Stored entries:
————————
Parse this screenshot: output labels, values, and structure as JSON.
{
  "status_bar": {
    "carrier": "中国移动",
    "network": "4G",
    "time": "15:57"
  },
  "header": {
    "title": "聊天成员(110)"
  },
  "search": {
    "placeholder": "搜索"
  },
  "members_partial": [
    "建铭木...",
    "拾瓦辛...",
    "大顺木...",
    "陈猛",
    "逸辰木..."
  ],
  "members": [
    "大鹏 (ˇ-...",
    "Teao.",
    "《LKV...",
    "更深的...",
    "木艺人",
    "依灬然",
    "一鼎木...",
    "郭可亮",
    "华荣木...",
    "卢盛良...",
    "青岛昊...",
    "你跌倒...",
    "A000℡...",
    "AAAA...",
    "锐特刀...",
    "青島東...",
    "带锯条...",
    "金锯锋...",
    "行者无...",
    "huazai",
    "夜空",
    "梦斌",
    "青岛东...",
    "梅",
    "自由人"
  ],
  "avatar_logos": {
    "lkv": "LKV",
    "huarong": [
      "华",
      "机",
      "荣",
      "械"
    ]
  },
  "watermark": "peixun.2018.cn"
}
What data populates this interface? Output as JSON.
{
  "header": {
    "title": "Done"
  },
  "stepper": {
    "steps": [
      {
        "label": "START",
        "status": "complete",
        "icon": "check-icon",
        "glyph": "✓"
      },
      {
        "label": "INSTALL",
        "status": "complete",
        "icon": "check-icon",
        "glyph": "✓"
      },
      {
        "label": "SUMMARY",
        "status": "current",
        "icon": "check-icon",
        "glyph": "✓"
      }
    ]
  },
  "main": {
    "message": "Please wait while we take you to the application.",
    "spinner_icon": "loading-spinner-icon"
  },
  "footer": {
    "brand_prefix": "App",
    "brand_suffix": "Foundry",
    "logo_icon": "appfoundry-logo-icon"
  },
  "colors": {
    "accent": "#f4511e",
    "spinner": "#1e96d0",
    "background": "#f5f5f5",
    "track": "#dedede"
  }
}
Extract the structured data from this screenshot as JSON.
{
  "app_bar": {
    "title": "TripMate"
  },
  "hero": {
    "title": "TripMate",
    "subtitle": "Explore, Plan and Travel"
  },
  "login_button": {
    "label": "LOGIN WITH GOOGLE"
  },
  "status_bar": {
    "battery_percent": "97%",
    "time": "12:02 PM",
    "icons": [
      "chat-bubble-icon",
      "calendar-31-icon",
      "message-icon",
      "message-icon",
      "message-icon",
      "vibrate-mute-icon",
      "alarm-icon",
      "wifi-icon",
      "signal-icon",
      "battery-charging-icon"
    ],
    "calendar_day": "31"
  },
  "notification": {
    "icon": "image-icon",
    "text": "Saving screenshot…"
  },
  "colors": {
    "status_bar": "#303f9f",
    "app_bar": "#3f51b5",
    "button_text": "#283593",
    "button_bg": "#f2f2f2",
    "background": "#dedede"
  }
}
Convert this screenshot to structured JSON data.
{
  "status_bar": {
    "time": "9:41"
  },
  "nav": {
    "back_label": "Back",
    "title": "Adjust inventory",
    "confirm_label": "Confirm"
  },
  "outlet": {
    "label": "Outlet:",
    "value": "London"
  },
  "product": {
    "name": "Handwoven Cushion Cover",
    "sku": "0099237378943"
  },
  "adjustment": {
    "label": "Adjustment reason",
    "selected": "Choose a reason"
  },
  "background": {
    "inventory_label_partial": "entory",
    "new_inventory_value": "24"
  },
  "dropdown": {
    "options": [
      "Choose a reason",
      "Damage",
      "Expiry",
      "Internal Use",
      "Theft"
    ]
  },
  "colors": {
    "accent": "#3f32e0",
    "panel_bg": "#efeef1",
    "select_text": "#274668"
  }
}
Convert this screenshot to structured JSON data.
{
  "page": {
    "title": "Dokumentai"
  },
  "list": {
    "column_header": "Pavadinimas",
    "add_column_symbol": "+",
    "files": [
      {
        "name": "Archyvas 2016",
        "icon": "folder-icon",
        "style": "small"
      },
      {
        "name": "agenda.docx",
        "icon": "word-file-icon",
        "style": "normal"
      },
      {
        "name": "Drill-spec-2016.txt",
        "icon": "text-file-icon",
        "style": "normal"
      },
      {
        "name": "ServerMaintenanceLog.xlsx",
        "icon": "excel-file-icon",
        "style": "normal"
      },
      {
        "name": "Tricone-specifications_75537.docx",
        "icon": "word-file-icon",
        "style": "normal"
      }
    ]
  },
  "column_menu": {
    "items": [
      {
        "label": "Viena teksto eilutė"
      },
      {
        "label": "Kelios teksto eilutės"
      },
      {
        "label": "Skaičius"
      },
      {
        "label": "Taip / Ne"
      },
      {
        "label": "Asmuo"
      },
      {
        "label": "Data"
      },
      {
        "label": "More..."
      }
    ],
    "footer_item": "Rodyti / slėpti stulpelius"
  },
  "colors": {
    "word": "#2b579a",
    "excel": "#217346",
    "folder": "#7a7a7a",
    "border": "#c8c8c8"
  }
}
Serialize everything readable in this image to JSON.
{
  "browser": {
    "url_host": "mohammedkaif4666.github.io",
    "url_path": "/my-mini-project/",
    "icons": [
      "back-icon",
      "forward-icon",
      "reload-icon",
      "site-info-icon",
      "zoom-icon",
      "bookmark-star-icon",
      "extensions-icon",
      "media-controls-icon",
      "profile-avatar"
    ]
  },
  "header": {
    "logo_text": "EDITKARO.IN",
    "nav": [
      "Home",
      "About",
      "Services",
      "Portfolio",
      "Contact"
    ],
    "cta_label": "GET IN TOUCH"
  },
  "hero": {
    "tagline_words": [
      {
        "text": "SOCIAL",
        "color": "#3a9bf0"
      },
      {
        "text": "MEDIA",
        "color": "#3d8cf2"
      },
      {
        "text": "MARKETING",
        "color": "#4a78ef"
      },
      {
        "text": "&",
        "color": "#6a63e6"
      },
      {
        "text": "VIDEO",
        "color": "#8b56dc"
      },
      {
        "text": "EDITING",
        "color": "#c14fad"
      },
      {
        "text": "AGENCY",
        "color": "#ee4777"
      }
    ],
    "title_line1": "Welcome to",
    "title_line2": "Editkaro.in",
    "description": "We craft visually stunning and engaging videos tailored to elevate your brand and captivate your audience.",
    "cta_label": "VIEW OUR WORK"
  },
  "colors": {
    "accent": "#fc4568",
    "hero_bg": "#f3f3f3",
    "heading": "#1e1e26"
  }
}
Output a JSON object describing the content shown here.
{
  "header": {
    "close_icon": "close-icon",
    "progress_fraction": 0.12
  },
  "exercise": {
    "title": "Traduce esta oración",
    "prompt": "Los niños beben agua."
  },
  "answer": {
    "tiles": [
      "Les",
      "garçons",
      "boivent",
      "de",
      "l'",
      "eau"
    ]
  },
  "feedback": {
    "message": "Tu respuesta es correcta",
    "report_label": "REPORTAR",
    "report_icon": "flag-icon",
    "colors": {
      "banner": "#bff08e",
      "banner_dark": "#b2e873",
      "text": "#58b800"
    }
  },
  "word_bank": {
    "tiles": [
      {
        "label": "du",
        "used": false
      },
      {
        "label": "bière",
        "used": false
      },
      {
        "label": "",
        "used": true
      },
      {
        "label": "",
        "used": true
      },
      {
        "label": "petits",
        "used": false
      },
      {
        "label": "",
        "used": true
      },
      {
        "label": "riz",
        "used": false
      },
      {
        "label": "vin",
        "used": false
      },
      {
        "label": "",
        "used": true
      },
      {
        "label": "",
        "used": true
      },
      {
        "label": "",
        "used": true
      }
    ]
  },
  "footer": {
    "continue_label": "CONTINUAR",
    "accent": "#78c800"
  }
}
————————
Gather, from the listing above, every line carrying the word "this".

Parse this screenshot: output labels, values, and structure as JSON.
What data populates this interface? Output as JSON.
Extract the structured data from this screenshot as JSON.
Convert this screenshot to structured JSON data.
Convert this screenshot to structured JSON data.
Serialize everything readable in this image to JSON.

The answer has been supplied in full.